Say how many lines hold the string "vienu", and nothing more.
· · · · · · ·
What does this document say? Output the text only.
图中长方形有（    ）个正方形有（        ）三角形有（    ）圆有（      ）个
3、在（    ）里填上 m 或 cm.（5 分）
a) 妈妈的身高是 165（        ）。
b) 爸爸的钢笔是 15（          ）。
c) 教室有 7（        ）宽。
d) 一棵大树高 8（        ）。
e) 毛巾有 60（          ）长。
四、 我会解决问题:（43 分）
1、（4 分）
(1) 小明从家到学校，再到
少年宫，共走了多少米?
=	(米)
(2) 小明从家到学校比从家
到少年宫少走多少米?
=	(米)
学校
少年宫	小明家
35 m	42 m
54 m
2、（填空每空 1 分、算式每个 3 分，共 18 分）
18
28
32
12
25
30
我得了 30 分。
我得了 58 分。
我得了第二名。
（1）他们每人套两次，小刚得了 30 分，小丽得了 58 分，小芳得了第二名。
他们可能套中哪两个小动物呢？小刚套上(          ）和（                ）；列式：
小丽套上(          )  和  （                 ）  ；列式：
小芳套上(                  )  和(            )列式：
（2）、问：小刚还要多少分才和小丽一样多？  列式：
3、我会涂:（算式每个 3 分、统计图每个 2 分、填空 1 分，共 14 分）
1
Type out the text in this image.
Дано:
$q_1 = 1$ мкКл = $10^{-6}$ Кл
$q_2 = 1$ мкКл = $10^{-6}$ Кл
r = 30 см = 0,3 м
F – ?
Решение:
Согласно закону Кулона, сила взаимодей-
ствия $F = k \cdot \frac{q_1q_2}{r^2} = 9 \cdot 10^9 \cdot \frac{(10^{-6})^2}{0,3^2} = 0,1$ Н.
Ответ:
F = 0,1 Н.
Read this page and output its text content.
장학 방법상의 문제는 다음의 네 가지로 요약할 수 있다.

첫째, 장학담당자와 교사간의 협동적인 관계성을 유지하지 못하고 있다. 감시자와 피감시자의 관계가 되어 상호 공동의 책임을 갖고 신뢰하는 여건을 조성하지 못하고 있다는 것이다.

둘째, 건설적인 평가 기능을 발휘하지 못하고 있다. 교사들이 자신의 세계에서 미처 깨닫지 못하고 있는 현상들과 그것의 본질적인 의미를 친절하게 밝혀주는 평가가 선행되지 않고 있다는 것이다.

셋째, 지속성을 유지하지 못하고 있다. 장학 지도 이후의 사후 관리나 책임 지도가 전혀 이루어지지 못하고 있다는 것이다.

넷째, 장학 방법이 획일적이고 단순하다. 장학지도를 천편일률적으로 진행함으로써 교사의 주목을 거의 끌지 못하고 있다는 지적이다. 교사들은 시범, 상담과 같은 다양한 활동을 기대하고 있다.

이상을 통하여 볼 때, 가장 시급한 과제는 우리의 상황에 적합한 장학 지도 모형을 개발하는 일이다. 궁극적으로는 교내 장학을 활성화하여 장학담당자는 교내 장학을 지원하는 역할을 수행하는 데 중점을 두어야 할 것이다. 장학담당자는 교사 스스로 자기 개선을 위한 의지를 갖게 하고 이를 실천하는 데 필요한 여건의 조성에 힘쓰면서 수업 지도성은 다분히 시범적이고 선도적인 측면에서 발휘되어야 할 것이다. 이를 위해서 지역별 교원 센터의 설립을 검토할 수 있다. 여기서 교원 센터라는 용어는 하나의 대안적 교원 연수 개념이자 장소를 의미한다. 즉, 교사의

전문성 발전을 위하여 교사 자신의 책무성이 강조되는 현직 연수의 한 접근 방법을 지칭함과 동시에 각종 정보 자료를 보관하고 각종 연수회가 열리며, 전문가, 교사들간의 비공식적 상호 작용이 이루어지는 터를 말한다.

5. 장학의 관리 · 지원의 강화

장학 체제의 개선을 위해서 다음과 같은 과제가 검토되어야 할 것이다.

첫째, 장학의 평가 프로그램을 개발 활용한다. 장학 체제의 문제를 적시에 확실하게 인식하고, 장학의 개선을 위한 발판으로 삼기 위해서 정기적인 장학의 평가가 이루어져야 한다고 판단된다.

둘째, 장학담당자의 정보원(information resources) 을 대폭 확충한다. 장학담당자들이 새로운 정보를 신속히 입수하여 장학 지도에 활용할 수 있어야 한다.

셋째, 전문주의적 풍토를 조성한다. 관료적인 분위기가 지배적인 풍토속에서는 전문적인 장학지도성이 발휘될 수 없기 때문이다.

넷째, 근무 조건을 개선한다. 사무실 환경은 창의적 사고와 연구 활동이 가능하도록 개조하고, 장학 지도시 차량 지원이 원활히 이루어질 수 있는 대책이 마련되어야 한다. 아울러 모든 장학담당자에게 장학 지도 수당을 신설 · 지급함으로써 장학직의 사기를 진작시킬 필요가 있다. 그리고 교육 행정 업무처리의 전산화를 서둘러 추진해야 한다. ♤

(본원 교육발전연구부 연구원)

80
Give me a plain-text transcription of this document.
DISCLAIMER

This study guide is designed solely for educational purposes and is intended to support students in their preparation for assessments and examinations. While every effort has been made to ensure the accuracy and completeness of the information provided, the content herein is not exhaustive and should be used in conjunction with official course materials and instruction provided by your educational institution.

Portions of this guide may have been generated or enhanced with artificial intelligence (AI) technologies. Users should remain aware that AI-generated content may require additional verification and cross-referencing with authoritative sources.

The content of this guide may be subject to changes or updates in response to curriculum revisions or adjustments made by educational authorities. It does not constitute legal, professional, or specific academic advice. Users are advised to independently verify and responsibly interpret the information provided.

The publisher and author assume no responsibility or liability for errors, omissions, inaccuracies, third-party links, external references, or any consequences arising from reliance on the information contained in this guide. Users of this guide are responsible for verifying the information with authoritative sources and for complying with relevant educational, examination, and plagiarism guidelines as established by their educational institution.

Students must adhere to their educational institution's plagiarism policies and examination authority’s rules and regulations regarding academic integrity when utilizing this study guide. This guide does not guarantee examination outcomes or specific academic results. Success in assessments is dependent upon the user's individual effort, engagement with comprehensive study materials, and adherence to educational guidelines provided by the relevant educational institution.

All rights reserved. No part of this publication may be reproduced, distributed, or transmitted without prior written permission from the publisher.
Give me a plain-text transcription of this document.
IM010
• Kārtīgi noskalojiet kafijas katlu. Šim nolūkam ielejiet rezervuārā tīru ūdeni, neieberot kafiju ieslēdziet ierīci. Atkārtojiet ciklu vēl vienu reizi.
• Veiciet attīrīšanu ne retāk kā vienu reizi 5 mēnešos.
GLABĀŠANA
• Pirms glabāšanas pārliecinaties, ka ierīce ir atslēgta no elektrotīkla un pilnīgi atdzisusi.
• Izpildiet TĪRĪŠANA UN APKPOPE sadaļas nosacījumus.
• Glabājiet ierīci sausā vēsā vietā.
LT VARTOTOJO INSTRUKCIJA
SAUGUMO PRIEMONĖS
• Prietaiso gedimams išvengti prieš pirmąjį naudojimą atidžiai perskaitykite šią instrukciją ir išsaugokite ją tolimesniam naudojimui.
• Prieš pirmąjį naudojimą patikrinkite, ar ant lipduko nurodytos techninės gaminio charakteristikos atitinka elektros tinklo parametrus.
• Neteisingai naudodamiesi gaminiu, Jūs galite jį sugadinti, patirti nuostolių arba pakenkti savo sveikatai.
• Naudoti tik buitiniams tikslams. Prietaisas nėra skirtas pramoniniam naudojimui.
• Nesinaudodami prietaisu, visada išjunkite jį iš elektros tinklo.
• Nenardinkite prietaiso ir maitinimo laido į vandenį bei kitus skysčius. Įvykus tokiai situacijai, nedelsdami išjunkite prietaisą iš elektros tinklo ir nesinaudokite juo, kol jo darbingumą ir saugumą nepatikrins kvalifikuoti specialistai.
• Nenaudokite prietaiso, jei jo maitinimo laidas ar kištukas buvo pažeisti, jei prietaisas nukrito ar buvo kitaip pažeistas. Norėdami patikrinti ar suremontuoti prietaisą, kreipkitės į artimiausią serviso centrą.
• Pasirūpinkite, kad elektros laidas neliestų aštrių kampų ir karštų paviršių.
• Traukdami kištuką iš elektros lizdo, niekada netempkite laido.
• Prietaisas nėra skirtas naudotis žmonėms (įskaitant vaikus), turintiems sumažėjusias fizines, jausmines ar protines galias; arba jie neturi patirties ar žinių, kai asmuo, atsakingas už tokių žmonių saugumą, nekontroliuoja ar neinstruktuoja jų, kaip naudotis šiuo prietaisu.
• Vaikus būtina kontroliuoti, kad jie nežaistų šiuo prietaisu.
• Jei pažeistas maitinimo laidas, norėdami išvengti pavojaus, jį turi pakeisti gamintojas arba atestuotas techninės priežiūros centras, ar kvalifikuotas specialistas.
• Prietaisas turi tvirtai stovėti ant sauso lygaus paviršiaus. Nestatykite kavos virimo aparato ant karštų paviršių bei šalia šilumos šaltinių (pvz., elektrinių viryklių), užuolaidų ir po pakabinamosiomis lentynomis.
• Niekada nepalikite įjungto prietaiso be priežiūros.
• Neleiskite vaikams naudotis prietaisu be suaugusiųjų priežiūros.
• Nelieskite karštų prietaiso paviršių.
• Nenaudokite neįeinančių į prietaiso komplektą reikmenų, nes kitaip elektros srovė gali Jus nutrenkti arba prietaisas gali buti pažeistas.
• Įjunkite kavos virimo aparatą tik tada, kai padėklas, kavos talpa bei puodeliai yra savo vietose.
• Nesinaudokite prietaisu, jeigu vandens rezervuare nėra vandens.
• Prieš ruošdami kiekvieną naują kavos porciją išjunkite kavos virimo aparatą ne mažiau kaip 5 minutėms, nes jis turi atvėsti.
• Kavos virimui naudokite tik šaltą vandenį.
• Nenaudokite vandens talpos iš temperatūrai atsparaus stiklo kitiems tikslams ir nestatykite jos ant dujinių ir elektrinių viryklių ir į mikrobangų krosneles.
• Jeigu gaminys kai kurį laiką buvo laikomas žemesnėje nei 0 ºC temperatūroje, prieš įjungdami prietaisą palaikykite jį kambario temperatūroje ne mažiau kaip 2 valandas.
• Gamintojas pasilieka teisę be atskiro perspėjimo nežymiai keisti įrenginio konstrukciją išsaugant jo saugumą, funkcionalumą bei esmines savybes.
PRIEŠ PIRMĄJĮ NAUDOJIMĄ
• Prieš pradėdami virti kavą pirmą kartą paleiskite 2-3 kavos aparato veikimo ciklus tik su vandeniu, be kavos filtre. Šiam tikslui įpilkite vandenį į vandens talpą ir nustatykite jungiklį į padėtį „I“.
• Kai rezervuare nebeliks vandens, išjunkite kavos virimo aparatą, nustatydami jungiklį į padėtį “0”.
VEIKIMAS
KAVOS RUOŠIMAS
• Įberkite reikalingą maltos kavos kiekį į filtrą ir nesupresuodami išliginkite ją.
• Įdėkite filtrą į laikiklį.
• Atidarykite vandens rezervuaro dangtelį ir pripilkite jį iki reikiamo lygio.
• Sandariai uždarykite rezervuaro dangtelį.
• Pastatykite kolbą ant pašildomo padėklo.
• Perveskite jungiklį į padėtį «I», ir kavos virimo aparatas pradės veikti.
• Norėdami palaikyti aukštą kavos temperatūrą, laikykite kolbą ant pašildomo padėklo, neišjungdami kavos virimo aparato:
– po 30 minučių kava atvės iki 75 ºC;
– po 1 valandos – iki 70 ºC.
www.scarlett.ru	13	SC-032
· · · · · · ·
> The answer:
2